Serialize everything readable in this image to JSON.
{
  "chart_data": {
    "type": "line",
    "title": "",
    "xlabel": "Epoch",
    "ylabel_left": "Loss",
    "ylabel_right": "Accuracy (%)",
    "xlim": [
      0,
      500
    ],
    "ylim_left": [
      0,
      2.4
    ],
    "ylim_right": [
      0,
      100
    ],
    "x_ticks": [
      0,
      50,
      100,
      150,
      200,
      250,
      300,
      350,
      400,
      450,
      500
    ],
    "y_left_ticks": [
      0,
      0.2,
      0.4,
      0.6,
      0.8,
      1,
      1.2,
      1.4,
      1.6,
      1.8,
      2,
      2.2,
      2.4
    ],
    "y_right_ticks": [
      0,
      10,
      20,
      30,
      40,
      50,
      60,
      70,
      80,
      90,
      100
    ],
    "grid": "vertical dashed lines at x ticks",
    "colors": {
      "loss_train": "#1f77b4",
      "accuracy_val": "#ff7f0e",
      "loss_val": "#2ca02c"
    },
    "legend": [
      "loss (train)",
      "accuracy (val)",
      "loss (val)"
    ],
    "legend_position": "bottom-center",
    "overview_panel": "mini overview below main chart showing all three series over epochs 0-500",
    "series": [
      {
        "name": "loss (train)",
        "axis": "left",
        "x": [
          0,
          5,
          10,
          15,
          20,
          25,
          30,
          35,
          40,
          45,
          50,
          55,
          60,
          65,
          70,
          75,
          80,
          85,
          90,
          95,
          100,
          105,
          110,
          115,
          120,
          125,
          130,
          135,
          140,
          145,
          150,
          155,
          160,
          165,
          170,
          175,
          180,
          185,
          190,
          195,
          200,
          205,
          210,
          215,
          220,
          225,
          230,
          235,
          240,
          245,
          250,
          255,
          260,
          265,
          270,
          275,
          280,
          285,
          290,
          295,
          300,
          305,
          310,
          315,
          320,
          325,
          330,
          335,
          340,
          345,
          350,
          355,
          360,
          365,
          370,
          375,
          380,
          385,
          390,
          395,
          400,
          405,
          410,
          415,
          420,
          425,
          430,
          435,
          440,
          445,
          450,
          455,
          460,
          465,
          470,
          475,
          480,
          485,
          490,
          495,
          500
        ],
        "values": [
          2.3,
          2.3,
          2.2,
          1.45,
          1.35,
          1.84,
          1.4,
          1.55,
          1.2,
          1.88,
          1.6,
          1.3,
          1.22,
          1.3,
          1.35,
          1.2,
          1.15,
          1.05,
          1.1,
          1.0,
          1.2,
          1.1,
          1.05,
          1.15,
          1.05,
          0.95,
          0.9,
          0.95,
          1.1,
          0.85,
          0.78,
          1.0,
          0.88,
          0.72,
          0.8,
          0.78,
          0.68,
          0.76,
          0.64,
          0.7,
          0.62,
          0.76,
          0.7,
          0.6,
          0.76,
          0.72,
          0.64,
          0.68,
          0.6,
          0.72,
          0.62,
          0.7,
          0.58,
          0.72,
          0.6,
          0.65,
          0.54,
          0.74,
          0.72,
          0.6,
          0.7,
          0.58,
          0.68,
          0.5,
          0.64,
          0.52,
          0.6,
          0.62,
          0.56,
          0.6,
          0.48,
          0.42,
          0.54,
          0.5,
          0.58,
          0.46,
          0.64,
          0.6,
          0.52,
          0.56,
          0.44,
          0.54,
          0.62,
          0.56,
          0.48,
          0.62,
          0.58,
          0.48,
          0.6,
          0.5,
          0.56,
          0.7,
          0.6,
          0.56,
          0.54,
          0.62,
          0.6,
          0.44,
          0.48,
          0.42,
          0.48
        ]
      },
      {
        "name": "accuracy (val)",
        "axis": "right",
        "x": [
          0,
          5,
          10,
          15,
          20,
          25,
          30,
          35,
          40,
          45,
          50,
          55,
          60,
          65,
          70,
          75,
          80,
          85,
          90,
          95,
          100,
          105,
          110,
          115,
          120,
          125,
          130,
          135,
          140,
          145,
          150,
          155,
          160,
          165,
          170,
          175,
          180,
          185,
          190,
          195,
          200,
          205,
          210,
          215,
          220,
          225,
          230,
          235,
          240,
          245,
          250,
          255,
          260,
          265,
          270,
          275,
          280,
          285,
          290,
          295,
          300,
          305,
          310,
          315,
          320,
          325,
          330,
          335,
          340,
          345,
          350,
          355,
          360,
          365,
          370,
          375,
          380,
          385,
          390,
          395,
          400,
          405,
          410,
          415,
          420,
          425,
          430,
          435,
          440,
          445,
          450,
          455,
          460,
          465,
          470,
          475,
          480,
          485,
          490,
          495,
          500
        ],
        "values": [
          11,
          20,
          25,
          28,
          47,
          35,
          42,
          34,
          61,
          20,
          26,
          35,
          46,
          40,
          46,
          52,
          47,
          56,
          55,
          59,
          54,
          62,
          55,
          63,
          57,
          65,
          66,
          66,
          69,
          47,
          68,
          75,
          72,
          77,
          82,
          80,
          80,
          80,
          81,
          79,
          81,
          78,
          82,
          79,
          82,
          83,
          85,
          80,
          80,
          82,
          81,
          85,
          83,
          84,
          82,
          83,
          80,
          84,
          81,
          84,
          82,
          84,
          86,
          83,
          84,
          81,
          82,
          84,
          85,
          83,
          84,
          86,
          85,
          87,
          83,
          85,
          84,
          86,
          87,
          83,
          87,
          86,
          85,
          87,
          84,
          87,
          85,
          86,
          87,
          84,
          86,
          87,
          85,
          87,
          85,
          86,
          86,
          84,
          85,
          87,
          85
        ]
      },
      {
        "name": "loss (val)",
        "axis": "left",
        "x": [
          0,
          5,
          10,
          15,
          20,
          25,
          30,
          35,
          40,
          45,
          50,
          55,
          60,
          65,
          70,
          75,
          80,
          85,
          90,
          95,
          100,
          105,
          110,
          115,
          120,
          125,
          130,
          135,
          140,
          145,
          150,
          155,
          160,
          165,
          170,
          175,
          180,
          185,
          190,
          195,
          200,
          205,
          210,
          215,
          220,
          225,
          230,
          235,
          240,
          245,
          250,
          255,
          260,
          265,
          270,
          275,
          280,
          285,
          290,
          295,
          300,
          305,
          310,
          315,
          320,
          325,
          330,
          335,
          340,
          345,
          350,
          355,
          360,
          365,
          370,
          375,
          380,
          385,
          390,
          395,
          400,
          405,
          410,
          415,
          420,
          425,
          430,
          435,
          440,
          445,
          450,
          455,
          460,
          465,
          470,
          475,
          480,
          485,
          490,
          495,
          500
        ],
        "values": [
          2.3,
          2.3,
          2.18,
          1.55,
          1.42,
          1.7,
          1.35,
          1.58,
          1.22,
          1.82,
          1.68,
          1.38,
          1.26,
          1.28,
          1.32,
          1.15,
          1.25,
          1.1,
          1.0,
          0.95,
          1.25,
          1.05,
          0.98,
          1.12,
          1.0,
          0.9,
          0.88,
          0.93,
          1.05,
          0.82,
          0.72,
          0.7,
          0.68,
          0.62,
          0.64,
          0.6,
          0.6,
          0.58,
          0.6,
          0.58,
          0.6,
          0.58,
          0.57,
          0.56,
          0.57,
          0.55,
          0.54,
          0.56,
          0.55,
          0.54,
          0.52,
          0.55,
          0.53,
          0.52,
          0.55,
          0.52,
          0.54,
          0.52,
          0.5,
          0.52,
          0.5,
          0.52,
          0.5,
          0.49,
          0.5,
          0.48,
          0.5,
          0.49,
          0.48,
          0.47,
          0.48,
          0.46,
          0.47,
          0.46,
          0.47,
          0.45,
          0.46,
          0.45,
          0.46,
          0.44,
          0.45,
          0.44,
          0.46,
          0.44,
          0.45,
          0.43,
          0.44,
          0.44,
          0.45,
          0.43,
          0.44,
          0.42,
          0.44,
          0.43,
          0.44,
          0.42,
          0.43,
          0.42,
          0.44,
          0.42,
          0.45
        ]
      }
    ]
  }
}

The problem
Report how many lines in these entries contain "name". Answer with the number only.

Complete output
3